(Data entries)
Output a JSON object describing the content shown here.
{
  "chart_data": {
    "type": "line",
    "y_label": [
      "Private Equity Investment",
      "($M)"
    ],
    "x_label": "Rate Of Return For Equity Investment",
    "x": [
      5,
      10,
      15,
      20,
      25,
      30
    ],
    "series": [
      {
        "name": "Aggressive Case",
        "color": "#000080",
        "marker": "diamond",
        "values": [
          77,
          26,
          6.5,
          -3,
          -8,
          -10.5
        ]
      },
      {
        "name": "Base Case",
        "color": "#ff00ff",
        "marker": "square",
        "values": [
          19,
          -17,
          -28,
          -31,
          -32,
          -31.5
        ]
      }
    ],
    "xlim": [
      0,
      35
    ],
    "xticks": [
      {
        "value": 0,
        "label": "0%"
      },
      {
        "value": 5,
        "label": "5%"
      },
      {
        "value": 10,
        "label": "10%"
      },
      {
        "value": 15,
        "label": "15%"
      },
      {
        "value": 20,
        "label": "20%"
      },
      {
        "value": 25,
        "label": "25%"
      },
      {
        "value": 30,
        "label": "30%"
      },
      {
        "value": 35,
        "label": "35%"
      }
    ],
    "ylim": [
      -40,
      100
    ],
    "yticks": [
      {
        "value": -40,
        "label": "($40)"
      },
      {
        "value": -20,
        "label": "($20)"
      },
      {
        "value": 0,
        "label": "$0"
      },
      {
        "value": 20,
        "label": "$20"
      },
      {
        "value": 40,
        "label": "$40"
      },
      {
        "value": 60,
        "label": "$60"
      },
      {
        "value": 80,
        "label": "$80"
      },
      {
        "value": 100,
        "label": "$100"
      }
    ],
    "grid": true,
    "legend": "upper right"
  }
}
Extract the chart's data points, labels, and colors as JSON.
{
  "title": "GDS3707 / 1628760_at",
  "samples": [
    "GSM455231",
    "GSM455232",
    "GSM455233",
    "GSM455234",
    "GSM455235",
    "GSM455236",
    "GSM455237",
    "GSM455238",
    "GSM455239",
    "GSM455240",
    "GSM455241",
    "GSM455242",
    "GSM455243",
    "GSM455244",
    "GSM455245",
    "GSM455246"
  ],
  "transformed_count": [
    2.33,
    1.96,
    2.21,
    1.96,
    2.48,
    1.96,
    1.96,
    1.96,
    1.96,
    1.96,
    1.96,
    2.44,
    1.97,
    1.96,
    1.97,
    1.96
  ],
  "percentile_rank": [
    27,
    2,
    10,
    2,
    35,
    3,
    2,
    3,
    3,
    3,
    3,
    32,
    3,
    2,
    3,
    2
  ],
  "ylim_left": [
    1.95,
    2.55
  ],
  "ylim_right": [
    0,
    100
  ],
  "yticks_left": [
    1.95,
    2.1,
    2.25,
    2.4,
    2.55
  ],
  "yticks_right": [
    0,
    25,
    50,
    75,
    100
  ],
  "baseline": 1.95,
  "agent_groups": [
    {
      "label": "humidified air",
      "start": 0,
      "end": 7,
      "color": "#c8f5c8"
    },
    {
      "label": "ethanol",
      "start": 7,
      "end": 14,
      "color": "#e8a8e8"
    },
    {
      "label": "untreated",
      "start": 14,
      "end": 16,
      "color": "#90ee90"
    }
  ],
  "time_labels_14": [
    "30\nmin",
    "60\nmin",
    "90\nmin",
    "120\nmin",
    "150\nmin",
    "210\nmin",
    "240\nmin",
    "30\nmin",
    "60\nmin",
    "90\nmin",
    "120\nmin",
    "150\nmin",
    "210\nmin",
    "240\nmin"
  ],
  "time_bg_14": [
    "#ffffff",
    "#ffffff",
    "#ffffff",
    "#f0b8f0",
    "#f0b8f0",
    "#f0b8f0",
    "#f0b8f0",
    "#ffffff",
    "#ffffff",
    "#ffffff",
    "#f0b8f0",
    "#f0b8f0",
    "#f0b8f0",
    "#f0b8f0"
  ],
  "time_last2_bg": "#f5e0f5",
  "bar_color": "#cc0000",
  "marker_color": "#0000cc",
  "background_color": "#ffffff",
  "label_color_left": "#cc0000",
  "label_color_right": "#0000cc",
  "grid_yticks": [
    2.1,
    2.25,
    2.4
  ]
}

* BRIEF *
Word for word, write out the data.

* REPLY *
Output a JSON object describing the content shown here.
{
  "chart_data": {
    "type": "line",
    "y_label": [
      "Private Equity Investment",
      "($M)"
    ],
    "x_label": "Rate Of Return For Equity Investment",
    "x": [
      5,
      10,
      15,
      20,
      25,
      30
    ],
    "series": [
      {
        "name": "Aggressive Case",
        "color": "#000080",
        "marker": "diamond",
        "values": [
          77,
          26,
          6.5,
          -3,
          -8,
          -10.5
        ]
      },
      {
        "name": "Base Case",
        "color": "#ff00ff",
        "marker": "square",
        "values": [
          19,
          -17,
          -28,
          -31,
          -32,
          -31.5
        ]
      }
    ],
    "xlim": [
      0,
      35
    ],
    "xticks": [
      {
        "value": 0,
        "label": "0%"
      },
      {
        "value": 5,
        "label": "5%"
      },
      {
        "value": 10,
        "label": "10%"
      },
      {
        "value": 15,
        "label": "15%"
      },
      {
        "value": 20,
        "label": "20%"
      },
      {
        "value": 25,
        "label": "25%"
      },
      {
        "value": 30,
        "label": "30%"
      },
      {
        "value": 35,
        "label": "35%"
      }
    ],
    "ylim": [
      -40,
      100
    ],
    "yticks": [
      {
        "value": -40,
        "label": "($40)"
      },
      {
        "value": -20,
        "label": "($20)"
      },
      {
        "value": 0,
        "label": "$0"
      },
      {
        "value": 20,
        "label": "$20"
      },
      {
        "value": 40,
        "label": "$40"
      },
      {
        "value": 60,
        "label": "$60"
      },
      {
        "value": 80,
        "label": "$80"
      },
      {
        "value": 100,
        "label": "$100"
      }
    ],
    "grid": true,
    "legend": "upper right"
  }
}
Extract the chart's data points, labels, and colors as JSON.
{
  "title": "GDS3707 / 1628760_at",
  "samples": [
    "GSM455231",
    "GSM455232",
    "GSM455233",
    "GSM455234",
    "GSM455235",
    "GSM455236",
    "GSM455237",
    "GSM455238",
    "GSM455239",
    "GSM455240",
    "GSM455241",
    "GSM455242",
    "GSM455243",
    "GSM455244",
    "GSM455245",
    "GSM455246"
  ],
  "transformed_count": [
    2.33,
    1.96,
    2.21,
    1.96,
    2.48,
    1.96,
    1.96,
    1.96,
    1.96,
    1.96,
    1.96,
    2.44,
    1.97,
    1.96,
    1.97,
    1.96
  ],
  "percentile_rank": [
    27,
    2,
    10,
    2,
    35,
    3,
    2,
    3,
    3,
    3,
    3,
    32,
    3,
    2,
    3,
    2
  ],
  "ylim_left": [
    1.95,
    2.55
  ],
  "ylim_right": [
    0,
    100
  ],
  "yticks_left": [
    1.95,
    2.1,
    2.25,
    2.4,
    2.55
  ],
  "yticks_right": [
    0,
    25,
    50,
    75,
    100
  ],
  "baseline": 1.95,
  "agent_groups": [
    {
      "label": "humidified air",
      "start": 0,
      "end": 7,
      "color": "#c8f5c8"
    },
    {
      "label": "ethanol",
      "start": 7,
      "end": 14,
      "color": "#e8a8e8"
    },
    {
      "label": "untreated",
      "start": 14,
      "end": 16,
      "color": "#90ee90"
    }
  ],
  "time_labels_14": [
    "30\nmin",
    "60\nmin",
    "90\nmin",
    "120\nmin",
    "150\nmin",
    "210\nmin",
    "240\nmin",
    "30\nmin",
    "60\nmin",
    "90\nmin",
    "120\nmin",
    "150\nmin",
    "210\nmin",
    "240\nmin"
  ],
  "time_bg_14": [
    "#ffffff",
    "#ffffff",
    "#ffffff",
    "#f0b8f0",
    "#f0b8f0",
    "#f0b8f0",
    "#f0b8f0",
    "#ffffff",
    "#ffffff",
    "#ffffff",
    "#f0b8f0",
    "#f0b8f0",
    "#f0b8f0",
    "#f0b8f0"
  ],
  "time_last2_bg": "#f5e0f5",
  "bar_color": "#cc0000",
  "marker_color": "#0000cc",
  "background_color": "#ffffff",
  "label_color_left": "#cc0000",
  "label_color_right": "#0000cc",
  "grid_yticks": [
    2.1,
    2.25,
    2.4
  ]
}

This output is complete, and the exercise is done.